### Your instructions
All records should be reproduced verbatim.

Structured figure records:
┏━━
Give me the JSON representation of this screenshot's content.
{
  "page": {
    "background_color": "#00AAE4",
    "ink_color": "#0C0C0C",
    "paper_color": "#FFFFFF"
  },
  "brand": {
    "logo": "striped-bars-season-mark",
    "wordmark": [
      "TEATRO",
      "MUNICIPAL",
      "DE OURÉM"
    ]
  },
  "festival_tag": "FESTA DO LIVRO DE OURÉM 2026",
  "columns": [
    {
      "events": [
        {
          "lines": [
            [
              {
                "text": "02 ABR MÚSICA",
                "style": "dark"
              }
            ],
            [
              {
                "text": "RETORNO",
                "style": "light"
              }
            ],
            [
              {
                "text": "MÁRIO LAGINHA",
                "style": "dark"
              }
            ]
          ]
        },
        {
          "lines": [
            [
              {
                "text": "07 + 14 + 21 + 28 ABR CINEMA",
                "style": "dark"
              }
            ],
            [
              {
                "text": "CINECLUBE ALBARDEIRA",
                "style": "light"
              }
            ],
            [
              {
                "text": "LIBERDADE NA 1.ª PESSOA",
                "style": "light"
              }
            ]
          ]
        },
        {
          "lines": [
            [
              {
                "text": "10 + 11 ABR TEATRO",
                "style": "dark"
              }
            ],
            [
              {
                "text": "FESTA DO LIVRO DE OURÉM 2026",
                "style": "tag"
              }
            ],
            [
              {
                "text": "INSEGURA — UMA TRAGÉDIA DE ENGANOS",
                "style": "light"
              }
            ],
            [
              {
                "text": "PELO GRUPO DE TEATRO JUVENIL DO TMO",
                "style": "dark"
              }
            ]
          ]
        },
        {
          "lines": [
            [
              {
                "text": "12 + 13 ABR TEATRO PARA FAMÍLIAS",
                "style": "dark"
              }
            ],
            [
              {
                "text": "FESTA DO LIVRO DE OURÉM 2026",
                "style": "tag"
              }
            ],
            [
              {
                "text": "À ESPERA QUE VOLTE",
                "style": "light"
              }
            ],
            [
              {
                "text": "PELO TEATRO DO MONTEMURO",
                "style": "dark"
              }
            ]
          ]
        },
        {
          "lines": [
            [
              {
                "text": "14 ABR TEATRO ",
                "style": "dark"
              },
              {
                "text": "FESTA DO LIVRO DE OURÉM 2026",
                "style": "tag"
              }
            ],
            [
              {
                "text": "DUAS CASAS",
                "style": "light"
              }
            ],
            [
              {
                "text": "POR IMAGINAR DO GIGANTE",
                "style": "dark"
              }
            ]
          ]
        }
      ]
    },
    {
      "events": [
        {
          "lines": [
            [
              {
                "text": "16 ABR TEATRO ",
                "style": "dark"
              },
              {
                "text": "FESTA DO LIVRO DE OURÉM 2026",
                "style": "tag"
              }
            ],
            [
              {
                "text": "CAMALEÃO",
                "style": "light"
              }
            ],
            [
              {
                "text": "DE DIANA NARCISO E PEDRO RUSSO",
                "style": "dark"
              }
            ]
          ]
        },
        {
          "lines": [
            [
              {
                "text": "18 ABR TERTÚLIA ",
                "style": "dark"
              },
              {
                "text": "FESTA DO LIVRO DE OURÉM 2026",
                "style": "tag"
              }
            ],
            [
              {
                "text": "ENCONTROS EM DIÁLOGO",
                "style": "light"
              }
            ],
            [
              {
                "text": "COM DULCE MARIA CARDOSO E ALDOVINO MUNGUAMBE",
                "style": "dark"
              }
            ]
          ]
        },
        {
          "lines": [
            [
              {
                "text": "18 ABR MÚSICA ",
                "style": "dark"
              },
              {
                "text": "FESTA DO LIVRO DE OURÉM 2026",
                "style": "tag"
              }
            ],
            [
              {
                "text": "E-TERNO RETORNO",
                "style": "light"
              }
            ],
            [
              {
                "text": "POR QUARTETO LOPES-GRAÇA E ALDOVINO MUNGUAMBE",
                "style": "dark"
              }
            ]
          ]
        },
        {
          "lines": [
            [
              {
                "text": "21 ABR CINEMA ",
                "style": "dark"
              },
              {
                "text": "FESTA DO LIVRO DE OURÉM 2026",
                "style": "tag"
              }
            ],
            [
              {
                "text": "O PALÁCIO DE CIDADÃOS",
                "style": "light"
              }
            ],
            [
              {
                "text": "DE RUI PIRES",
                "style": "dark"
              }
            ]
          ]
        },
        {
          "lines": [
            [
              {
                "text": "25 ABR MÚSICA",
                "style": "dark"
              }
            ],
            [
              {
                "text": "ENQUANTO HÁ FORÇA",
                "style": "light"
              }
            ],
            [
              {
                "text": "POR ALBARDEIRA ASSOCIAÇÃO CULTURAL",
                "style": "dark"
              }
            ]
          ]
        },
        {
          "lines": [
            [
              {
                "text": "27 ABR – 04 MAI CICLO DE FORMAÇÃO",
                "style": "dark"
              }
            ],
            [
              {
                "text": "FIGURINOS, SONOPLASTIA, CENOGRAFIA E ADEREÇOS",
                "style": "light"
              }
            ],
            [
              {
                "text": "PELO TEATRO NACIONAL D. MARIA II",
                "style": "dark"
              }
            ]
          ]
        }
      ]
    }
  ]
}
┗━━
### Written response
Give me the JSON representation of this screenshot's content.
{
  "page": {
    "background_color": "#00AAE4",
    "ink_color": "#0C0C0C",
    "paper_color": "#FFFFFF"
  },
  "brand": {
    "logo": "striped-bars-season-mark",
    "wordmark": [
      "TEATRO",
      "MUNICIPAL",
      "DE OURÉM"
    ]
  },
  "festival_tag": "FESTA DO LIVRO DE OURÉM 2026",
  "columns": [
    {
      "events": [
        {
          "lines": [
            [
              {
                "text": "02 ABR MÚSICA",
                "style": "dark"
              }
            ],
            [
              {
                "text": "RETORNO",
                "style": "light"
              }
            ],
            [
              {
                "text": "MÁRIO LAGINHA",
                "style": "dark"
              }
            ]
          ]
        },
        {
          "lines": [
            [
              {
                "text": "07 + 14 + 21 + 28 ABR CINEMA",
                "style": "dark"
              }
            ],
            [
              {
                "text": "CINECLUBE ALBARDEIRA",
                "style": "light"
              }
            ],
            [
              {
                "text": "LIBERDADE NA 1.ª PESSOA",
                "style": "light"
              }
            ]
          ]
        },
        {
          "lines": [
            [
              {
                "text": "10 + 11 ABR TEATRO",
                "style": "dark"
              }
            ],
            [
              {
                "text": "FESTA DO LIVRO DE OURÉM 2026",
                "style": "tag"
              }
            ],
            [
              {
                "text": "INSEGURA — UMA TRAGÉDIA DE ENGANOS",
                "style": "light"
              }
            ],
            [
              {
                "text": "PELO GRUPO DE TEATRO JUVENIL DO TMO",
                "style": "dark"
              }
            ]
          ]
        },
        {
          "lines": [
            [
              {
                "text": "12 + 13 ABR TEATRO PARA FAMÍLIAS",
                "style": "dark"
              }
            ],
            [
              {
                "text": "FESTA DO LIVRO DE OURÉM 2026",
                "style": "tag"
              }
            ],
            [
              {
                "text": "À ESPERA QUE VOLTE",
                "style": "light"
              }
            ],
            [
              {
                "text": "PELO TEATRO DO MONTEMURO",
                "style": "dark"
              }
            ]
          ]
        },
        {
          "lines": [
            [
              {
                "text": "14 ABR TEATRO ",
                "style": "dark"
              },
              {
                "text": "FESTA DO LIVRO DE OURÉM 2026",
                "style": "tag"
              }
            ],
            [
              {
                "text": "DUAS CASAS",
                "style": "light"
              }
            ],
            [
              {
                "text": "POR IMAGINAR DO GIGANTE",
                "style": "dark"
              }
            ]
          ]
        }
      ]
    },
    {
      "events": [
        {
          "lines": [
            [
              {
                "text": "16 ABR TEATRO ",
                "style": "dark"
              },
              {
                "text": "FESTA DO LIVRO DE OURÉM 2026",
                "style": "tag"
              }
            ],
            [
              {
                "text": "CAMALEÃO",
                "style": "light"
              }
            ],
            [
              {
                "text": "DE DIANA NARCISO E PEDRO RUSSO",
                "style": "dark"
              }
            ]
          ]
        },
        {
          "lines": [
            [
              {
                "text": "18 ABR TERTÚLIA ",
                "style": "dark"
              },
              {
                "text": "FESTA DO LIVRO DE OURÉM 2026",
                "style": "tag"
              }
            ],
            [
              {
                "text": "ENCONTROS EM DIÁLOGO",
                "style": "light"
              }
            ],
            [
              {
                "text": "COM DULCE MARIA CARDOSO E ALDOVINO MUNGUAMBE",
                "style": "dark"
              }
            ]
          ]
        },
        {
          "lines": [
            [
              {
                "text": "18 ABR MÚSICA ",
                "style": "dark"
              },
              {
                "text": "FESTA DO LIVRO DE OURÉM 2026",
                "style": "tag"
              }
            ],
            [
              {
                "text": "E-TERNO RETORNO",
                "style": "light"
              }
            ],
            [
              {
                "text": "POR QUARTETO LOPES-GRAÇA E ALDOVINO MUNGUAMBE",
                "style": "dark"
              }
            ]
          ]
        },
        {
          "lines": [
            [
              {
                "text": "21 ABR CINEMA ",
                "style": "dark"
              },
              {
                "text": "FESTA DO LIVRO DE OURÉM 2026",
                "style": "tag"
              }
            ],
            [
              {
                "text": "O PALÁCIO DE CIDADÃOS",
                "style": "light"
              }
            ],
            [
              {
                "text": "DE RUI PIRES",
                "style": "dark"
              }
            ]
          ]
        },
        {
          "lines": [
            [
              {
                "text": "25 ABR MÚSICA",
                "style": "dark"
              }
            ],
            [
              {
                "text": "ENQUANTO HÁ FORÇA",
                "style": "light"
              }
            ],
            [
              {
                "text": "POR ALBARDEIRA ASSOCIAÇÃO CULTURAL",
                "style": "dark"
              }
            ]
          ]
        },
        {
          "lines": [
            [
              {
                "text": "27 ABR – 04 MAI CICLO DE FORMAÇÃO",
                "style": "dark"
              }
            ],
            [
              {
                "text": "FIGURINOS, SONOPLASTIA, CENOGRAFIA E ADEREÇOS",
                "style": "light"
              }
            ],
            [
              {
                "text": "PELO TEATRO NACIONAL D. MARIA II",
                "style": "dark"
              }
            ]
          ]
        }
      ]
    }
  ]
}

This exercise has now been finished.